= Task directions =
The data below is to be returned in full and exactly.

** BEGIN Extracted records **

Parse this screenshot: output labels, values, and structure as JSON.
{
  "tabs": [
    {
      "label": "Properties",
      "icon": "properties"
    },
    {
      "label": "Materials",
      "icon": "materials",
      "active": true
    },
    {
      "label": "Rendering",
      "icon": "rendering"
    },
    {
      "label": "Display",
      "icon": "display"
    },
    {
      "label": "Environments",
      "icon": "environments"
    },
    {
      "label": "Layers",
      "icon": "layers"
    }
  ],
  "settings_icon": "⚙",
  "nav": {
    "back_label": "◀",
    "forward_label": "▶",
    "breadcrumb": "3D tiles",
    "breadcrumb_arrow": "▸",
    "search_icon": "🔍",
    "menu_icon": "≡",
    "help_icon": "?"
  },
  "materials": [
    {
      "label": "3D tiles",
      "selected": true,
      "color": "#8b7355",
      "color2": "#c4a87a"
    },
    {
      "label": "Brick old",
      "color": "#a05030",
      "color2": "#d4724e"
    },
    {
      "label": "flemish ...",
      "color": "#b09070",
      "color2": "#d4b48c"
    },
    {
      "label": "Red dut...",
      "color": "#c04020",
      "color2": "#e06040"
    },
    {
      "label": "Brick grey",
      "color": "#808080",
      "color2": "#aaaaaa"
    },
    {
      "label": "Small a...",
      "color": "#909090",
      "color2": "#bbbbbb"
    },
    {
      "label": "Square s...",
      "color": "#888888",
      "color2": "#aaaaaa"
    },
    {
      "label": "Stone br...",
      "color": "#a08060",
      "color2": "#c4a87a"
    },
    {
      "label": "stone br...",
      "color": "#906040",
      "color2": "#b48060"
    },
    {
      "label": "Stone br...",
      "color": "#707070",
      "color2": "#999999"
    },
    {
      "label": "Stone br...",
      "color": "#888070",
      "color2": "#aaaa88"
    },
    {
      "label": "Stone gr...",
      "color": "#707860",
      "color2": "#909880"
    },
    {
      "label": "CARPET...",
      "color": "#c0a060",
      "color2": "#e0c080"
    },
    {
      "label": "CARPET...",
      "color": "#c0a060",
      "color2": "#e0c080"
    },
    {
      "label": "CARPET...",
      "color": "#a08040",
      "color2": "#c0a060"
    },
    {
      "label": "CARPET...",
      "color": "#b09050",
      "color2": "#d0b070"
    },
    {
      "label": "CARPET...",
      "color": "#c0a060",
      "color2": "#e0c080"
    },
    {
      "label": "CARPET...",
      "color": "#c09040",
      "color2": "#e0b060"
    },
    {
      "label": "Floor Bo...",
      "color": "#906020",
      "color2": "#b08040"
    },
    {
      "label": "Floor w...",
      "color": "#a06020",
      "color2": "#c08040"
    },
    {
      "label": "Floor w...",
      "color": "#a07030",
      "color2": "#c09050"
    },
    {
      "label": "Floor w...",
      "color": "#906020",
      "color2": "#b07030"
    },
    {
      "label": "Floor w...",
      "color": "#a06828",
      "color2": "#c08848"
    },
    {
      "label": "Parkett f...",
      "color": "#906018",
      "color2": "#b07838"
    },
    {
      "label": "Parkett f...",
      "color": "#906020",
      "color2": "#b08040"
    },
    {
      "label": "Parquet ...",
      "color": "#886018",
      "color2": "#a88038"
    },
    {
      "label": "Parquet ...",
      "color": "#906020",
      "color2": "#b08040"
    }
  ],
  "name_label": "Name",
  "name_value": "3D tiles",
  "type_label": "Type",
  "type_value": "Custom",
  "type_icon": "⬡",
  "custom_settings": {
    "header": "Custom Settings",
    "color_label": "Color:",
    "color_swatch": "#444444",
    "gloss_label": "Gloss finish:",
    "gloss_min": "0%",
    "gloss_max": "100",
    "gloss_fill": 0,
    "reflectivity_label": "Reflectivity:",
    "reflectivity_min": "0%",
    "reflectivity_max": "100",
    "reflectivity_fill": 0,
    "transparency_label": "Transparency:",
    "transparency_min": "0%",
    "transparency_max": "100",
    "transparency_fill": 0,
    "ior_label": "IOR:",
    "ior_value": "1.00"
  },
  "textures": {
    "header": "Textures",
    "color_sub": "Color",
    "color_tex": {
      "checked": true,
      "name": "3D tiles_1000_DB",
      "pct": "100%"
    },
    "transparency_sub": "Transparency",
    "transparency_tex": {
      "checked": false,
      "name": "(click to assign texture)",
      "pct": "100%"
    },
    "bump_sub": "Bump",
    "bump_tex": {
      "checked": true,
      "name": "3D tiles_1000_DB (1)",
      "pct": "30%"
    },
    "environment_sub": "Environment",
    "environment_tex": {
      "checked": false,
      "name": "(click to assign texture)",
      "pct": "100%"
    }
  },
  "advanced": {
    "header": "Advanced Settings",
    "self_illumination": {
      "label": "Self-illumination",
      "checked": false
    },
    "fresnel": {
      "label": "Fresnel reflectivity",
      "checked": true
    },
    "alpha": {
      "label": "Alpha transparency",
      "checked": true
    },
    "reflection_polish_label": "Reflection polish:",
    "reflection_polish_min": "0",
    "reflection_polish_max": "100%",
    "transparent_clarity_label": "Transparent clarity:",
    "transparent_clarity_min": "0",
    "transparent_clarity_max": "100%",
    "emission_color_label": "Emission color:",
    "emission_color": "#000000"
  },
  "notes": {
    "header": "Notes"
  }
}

** END Extracted records **

= The reply =
Parse this screenshot: output labels, values, and structure as JSON.
{
  "tabs": [
    {
      "label": "Properties",
      "icon": "properties"
    },
    {
      "label": "Materials",
      "icon": "materials",
      "active": true
    },
    {
      "label": "Rendering",
      "icon": "rendering"
    },
    {
      "label": "Display",
      "icon": "display"
    },
    {
      "label": "Environments",
      "icon": "environments"
    },
    {
      "label": "Layers",
      "icon": "layers"
    }
  ],
  "settings_icon": "⚙",
  "nav": {
    "back_label": "◀",
    "forward_label": "▶",
    "breadcrumb": "3D tiles",
    "breadcrumb_arrow": "▸",
    "search_icon": "🔍",
    "menu_icon": "≡",
    "help_icon": "?"
  },
  "materials": [
    {
      "label": "3D tiles",
      "selected": true,
      "color": "#8b7355",
      "color2": "#c4a87a"
    },
    {
      "label": "Brick old",
      "color": "#a05030",
      "color2": "#d4724e"
    },
    {
      "label": "flemish ...",
      "color": "#b09070",
      "color2": "#d4b48c"
    },
    {
      "label": "Red dut...",
      "color": "#c04020",
      "color2": "#e06040"
    },
    {
      "label": "Brick grey",
      "color": "#808080",
      "color2": "#aaaaaa"
    },
    {
      "label": "Small a...",
      "color": "#909090",
      "color2": "#bbbbbb"
    },
    {
      "label": "Square s...",
      "color": "#888888",
      "color2": "#aaaaaa"
    },
    {
      "label": "Stone br...",
      "color": "#a08060",
      "color2": "#c4a87a"
    },
    {
      "label": "stone br...",
      "color": "#906040",
      "color2": "#b48060"
    },
    {
      "label": "Stone br...",
      "color": "#707070",
      "color2": "#999999"
    },
    {
      "label": "Stone br...",
      "color": "#888070",
      "color2": "#aaaa88"
    },
    {
      "label": "Stone gr...",
      "color": "#707860",
      "color2": "#909880"
    },
    {
      "label": "CARPET...",
      "color": "#c0a060",
      "color2": "#e0c080"
    },
    {
      "label": "CARPET...",
      "color": "#c0a060",
      "color2": "#e0c080"
    },
    {
      "label": "CARPET...",
      "color": "#a08040",
      "color2": "#c0a060"
    },
    {
      "label": "CARPET...",
      "color": "#b09050",
      "color2": "#d0b070"
    },
    {
      "label": "CARPET...",
      "color": "#c0a060",
      "color2": "#e0c080"
    },
    {
      "label": "CARPET...",
      "color": "#c09040",
      "color2": "#e0b060"
    },
    {
      "label": "Floor Bo...",
      "color": "#906020",
      "color2": "#b08040"
    },
    {
      "label": "Floor w...",
      "color": "#a06020",
      "color2": "#c08040"
    },
    {
      "label": "Floor w...",
      "color": "#a07030",
      "color2": "#c09050"
    },
    {
      "label": "Floor w...",
      "color": "#906020",
      "color2": "#b07030"
    },
    {
      "label": "Floor w...",
      "color": "#a06828",
      "color2": "#c08848"
    },
    {
      "label": "Parkett f...",
      "color": "#906018",
      "color2": "#b07838"
    },
    {
      "label": "Parkett f...",
      "color": "#906020",
      "color2": "#b08040"
    },
    {
      "label": "Parquet ...",
      "color": "#886018",
      "color2": "#a88038"
    },
    {
      "label": "Parquet ...",
      "color": "#906020",
      "color2": "#b08040"
    }
  ],
  "name_label": "Name",
  "name_value": "3D tiles",
  "type_label": "Type",
  "type_value": "Custom",
  "type_icon": "⬡",
  "custom_settings": {
    "header": "Custom Settings",
    "color_label": "Color:",
    "color_swatch": "#444444",
    "gloss_label": "Gloss finish:",
    "gloss_min": "0%",
    "gloss_max": "100",
    "gloss_fill": 0,
    "reflectivity_label": "Reflectivity:",
    "reflectivity_min": "0%",
    "reflectivity_max": "100",
    "reflectivity_fill": 0,
    "transparency_label": "Transparency:",
    "transparency_min": "0%",
    "transparency_max": "100",
    "transparency_fill": 0,
    "ior_label": "IOR:",
    "ior_value": "1.00"
  },
  "textures": {
    "header": "Textures",
    "color_sub": "Color",
    "color_tex": {
      "checked": true,
      "name": "3D tiles_1000_DB",
      "pct": "100%"
    },
    "transparency_sub": "Transparency",
    "transparency_tex": {
      "checked": false,
      "name": "(click to assign texture)",
      "pct": "100%"
    },
    "bump_sub": "Bump",
    "bump_tex": {
      "checked": true,
      "name": "3D tiles_1000_DB (1)",
      "pct": "30%"
    },
    "environment_sub": "Environment",
    "environment_tex": {
      "checked": false,
      "name": "(click to assign texture)",
      "pct": "100%"
    }
  },
  "advanced": {
    "header": "Advanced Settings",
    "self_illumination": {
      "label": "Self-illumination",
      "checked": false
    },
    "fresnel": {
      "label": "Fresnel reflectivity",
      "checked": true
    },
    "alpha": {
      "label": "Alpha transparency",
      "checked": true
    },
    "reflection_polish_label": "Reflection polish:",
    "reflection_polish_min": "0",
    "reflection_polish_max": "100%",
    "transparent_clarity_label": "Transparent clarity:",
    "transparent_clarity_min": "0",
    "transparent_clarity_max": "100%",
    "emission_color_label": "Emission color:",
    "emission_color": "#000000"
  },
  "notes": {
    "header": "Notes"
  }
}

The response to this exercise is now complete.